- _Written problem_: Copy the lines that follow, keeping every character the same.

- _Given entries_:
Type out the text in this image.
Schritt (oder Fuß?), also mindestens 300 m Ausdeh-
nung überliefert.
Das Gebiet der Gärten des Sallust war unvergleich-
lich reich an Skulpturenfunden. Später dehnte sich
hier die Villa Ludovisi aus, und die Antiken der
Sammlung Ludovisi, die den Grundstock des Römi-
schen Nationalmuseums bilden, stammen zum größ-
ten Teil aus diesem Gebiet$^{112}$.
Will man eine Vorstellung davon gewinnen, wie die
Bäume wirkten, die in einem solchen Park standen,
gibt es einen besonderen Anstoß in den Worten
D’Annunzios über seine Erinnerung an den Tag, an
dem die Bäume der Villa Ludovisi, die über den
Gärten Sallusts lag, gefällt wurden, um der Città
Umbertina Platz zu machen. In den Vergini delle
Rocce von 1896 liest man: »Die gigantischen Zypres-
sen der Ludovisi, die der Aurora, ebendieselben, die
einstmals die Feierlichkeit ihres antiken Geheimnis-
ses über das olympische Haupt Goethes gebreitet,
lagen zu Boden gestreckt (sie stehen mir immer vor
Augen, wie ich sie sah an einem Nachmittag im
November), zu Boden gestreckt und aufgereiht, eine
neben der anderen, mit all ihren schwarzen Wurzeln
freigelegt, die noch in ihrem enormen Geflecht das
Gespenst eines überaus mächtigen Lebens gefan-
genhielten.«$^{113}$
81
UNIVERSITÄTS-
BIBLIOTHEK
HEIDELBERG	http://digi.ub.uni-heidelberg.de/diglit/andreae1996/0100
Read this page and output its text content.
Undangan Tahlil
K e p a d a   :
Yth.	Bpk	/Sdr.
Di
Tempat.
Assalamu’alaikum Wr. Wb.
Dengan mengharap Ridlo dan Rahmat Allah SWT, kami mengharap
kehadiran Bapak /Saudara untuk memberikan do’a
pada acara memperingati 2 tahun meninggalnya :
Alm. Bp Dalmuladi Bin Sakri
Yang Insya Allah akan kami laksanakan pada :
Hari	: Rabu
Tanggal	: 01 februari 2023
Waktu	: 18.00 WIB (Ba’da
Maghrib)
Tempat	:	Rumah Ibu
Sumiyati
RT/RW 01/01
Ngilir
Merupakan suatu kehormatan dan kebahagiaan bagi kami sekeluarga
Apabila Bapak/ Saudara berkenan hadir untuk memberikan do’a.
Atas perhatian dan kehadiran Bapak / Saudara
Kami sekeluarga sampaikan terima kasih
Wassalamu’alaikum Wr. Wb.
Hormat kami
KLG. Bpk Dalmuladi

- _Result for this exercise_:
Type out the text in this image.
Schritt (oder Fuß?), also mindestens 300 m Ausdeh-
nung überliefert.
Das Gebiet der Gärten des Sallust war unvergleich-
lich reich an Skulpturenfunden. Später dehnte sich
hier die Villa Ludovisi aus, und die Antiken der
Sammlung Ludovisi, die den Grundstock des Römi-
schen Nationalmuseums bilden, stammen zum größ-
ten Teil aus diesem Gebiet$^{112}$.
Will man eine Vorstellung davon gewinnen, wie die
Bäume wirkten, die in einem solchen Park standen,
gibt es einen besonderen Anstoß in den Worten
D’Annunzios über seine Erinnerung an den Tag, an
dem die Bäume der Villa Ludovisi, die über den
Gärten Sallusts lag, gefällt wurden, um der Città
Umbertina Platz zu machen. In den Vergini delle
Rocce von 1896 liest man: »Die gigantischen Zypres-
sen der Ludovisi, die der Aurora, ebendieselben, die
einstmals die Feierlichkeit ihres antiken Geheimnis-
ses über das olympische Haupt Goethes gebreitet,
lagen zu Boden gestreckt (sie stehen mir immer vor
Augen, wie ich sie sah an einem Nachmittag im
November), zu Boden gestreckt und aufgereiht, eine
neben der anderen, mit all ihren schwarzen Wurzeln
freigelegt, die noch in ihrem enormen Geflecht das
Gespenst eines überaus mächtigen Lebens gefan-
genhielten.«$^{113}$
81
UNIVERSITÄTS-
BIBLIOTHEK
HEIDELBERG	http://digi.ub.uni-heidelberg.de/diglit/andreae1996/0100
Read this page and output its text content.
Undangan Tahlil
K e p a d a   :
Yth.	Bpk	/Sdr.
Di
Tempat.
Assalamu’alaikum Wr. Wb.
Dengan mengharap Ridlo dan Rahmat Allah SWT, kami mengharap
kehadiran Bapak /Saudara untuk memberikan do’a
pada acara memperingati 2 tahun meninggalnya :
Alm. Bp Dalmuladi Bin Sakri
Yang Insya Allah akan kami laksanakan pada :
Hari	: Rabu
Tanggal	: 01 februari 2023
Waktu	: 18.00 WIB (Ba’da
Maghrib)
Tempat	:	Rumah Ibu
Sumiyati
RT/RW 01/01
Ngilir
Merupakan suatu kehormatan dan kebahagiaan bagi kami sekeluarga
Apabila Bapak/ Saudara berkenan hadir untuk memberikan do’a.
Atas perhatian dan kehadiran Bapak / Saudara
Kami sekeluarga sampaikan terima kasih
Wassalamu’alaikum Wr. Wb.
Hormat kami
KLG. Bpk Dalmuladi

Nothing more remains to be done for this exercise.